Search the listing below for the word "this" and copy each line that holds it.

## Data extracted from a collection
┄┄┄┄┄┄

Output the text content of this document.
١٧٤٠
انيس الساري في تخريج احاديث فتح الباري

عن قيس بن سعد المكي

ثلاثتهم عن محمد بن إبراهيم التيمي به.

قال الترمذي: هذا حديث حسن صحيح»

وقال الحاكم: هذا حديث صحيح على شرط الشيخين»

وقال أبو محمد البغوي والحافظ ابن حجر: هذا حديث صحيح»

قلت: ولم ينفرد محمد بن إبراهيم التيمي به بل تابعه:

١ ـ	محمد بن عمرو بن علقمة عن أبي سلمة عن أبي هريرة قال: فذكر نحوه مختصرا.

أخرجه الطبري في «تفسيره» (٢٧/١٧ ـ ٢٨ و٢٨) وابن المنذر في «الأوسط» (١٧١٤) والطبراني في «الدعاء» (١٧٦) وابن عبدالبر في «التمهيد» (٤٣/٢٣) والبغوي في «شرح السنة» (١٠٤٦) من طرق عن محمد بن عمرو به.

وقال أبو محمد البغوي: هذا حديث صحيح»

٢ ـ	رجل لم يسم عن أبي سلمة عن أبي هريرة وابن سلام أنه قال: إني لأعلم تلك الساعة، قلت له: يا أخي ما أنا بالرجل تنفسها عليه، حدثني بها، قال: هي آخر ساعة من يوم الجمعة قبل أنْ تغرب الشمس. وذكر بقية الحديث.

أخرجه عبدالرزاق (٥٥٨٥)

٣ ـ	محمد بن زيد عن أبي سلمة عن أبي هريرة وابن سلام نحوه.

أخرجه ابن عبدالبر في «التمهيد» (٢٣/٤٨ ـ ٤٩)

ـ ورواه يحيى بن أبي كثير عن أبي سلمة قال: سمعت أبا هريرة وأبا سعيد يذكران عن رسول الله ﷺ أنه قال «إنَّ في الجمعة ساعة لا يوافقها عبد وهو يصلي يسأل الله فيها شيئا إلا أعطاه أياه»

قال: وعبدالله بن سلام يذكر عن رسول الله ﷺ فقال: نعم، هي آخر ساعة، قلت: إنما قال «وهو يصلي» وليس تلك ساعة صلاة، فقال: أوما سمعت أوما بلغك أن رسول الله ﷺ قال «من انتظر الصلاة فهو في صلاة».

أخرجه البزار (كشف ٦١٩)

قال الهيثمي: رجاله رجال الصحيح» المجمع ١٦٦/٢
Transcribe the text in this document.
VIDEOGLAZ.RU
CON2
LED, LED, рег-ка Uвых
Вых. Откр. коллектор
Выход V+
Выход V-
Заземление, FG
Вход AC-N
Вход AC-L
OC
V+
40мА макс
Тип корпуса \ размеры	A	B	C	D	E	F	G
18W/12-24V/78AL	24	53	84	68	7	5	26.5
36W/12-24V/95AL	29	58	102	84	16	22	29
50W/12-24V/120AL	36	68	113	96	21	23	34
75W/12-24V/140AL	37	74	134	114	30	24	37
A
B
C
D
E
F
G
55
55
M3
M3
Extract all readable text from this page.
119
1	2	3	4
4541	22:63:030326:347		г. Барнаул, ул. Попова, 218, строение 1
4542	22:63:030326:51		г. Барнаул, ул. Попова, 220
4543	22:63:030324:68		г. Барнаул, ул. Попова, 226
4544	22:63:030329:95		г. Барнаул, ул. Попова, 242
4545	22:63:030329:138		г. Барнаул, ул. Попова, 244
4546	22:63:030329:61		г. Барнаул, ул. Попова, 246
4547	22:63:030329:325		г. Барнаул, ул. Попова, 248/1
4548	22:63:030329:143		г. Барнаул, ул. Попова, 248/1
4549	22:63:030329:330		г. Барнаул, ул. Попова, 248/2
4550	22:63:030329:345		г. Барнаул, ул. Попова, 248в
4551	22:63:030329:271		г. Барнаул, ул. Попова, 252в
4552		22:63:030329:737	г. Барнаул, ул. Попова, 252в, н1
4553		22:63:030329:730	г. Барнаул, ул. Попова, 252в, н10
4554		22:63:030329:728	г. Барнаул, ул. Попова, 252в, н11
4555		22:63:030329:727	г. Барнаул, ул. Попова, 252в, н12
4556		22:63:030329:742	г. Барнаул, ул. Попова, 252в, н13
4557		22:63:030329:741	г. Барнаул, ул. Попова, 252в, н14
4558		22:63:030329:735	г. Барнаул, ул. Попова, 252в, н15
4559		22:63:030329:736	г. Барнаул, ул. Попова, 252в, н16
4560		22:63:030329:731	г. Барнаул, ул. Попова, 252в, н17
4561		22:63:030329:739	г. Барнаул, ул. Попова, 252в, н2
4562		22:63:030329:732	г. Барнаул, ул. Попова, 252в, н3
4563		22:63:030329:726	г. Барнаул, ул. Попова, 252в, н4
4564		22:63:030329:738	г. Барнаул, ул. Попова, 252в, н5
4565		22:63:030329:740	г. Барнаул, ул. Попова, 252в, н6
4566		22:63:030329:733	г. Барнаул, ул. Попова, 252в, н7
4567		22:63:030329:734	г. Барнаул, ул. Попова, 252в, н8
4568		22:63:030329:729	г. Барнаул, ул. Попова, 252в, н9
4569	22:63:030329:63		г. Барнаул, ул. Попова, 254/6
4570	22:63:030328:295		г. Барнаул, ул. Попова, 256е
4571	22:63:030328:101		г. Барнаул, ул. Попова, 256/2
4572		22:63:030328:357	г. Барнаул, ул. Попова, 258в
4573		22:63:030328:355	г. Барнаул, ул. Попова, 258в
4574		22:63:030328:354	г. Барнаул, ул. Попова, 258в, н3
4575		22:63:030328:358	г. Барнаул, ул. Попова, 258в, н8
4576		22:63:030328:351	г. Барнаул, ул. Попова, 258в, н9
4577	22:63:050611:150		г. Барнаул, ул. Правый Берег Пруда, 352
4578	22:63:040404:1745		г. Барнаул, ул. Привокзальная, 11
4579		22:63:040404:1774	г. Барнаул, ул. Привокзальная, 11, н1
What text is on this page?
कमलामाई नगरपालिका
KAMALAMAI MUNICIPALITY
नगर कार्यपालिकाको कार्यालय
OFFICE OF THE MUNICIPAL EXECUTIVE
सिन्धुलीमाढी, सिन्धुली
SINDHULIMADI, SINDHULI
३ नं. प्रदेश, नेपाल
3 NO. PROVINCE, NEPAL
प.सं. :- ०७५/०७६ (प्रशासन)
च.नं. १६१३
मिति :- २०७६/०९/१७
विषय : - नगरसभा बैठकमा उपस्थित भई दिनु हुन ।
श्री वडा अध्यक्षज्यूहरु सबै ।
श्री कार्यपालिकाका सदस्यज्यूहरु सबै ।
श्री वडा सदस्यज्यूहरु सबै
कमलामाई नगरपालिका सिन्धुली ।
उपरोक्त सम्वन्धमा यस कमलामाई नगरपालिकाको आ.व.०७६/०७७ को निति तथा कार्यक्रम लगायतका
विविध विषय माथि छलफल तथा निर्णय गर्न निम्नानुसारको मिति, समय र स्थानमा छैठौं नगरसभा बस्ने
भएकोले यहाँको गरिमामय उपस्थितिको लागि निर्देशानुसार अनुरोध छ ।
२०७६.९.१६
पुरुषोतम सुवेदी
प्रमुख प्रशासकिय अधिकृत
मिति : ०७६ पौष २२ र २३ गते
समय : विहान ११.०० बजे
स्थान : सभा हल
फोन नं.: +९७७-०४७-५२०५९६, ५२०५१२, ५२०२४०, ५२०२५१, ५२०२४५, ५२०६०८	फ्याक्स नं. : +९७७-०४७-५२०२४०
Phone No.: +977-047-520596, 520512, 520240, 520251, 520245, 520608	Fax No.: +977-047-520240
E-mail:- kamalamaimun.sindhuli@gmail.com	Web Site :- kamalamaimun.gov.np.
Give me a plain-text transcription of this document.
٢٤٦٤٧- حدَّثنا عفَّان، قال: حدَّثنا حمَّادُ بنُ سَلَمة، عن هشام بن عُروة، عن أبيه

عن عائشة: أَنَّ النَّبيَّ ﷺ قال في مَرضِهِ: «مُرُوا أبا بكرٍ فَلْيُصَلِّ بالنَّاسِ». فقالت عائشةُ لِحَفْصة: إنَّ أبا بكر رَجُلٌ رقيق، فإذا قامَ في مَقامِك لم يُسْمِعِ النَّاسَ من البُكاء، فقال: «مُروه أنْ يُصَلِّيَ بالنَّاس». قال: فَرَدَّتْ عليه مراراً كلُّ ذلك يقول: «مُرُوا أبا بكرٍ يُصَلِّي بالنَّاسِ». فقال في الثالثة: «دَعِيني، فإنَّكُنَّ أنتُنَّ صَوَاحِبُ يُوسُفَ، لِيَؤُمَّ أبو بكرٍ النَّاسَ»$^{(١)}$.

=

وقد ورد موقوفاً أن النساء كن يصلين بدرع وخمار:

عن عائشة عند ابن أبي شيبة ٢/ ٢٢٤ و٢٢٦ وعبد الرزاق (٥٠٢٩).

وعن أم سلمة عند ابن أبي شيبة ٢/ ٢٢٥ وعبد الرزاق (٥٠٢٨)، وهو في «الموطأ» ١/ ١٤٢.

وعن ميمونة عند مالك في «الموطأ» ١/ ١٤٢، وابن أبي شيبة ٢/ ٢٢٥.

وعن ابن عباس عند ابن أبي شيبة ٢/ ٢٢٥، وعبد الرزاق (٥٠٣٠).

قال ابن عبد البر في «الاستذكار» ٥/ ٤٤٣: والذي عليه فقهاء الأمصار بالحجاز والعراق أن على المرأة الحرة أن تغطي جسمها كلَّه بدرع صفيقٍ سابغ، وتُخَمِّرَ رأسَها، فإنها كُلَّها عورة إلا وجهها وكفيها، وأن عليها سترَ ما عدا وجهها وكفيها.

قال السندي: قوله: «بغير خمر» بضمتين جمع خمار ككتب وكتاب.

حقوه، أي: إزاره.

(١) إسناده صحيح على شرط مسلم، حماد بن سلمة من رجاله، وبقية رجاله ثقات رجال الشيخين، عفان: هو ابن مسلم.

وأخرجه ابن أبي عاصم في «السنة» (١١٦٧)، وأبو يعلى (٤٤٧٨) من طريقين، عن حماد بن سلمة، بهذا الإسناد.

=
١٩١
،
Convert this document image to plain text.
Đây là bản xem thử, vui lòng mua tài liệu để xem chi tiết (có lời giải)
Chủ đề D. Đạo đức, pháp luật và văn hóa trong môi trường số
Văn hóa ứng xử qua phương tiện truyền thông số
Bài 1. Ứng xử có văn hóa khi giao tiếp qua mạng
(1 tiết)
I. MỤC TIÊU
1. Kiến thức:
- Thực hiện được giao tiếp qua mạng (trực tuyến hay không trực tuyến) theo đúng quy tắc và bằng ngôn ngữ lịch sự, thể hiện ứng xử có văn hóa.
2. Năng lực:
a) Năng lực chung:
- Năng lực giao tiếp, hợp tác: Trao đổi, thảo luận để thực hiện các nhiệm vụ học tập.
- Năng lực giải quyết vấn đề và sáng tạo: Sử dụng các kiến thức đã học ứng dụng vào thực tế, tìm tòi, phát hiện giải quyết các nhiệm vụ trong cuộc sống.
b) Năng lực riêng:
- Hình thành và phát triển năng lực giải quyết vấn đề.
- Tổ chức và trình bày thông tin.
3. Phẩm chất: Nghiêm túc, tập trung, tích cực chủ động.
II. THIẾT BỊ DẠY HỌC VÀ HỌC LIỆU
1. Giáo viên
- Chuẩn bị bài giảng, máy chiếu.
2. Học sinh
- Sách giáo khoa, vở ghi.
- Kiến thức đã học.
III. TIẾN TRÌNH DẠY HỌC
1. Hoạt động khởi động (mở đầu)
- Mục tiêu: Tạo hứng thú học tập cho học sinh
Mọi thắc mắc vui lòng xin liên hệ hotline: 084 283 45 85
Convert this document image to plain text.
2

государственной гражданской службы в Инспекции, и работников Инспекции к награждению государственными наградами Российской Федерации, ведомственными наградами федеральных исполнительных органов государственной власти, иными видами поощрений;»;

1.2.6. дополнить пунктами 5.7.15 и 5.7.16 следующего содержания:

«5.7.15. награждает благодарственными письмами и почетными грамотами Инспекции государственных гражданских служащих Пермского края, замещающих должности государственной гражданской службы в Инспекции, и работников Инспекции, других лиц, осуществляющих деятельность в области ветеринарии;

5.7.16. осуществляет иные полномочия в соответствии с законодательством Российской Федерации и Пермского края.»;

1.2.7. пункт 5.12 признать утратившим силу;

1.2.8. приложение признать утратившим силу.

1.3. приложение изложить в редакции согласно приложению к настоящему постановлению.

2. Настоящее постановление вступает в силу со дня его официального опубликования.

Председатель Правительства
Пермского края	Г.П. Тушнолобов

┄┄┄┄┄┄

## EXERCISE SOLUTION
Output the text content of this document.
Transcribe the text in this document.
Extract all readable text from this page.
What text is on this page?
Give me a plain-text transcription of this document.
Convert this document image to plain text.
Convert this document image to plain text.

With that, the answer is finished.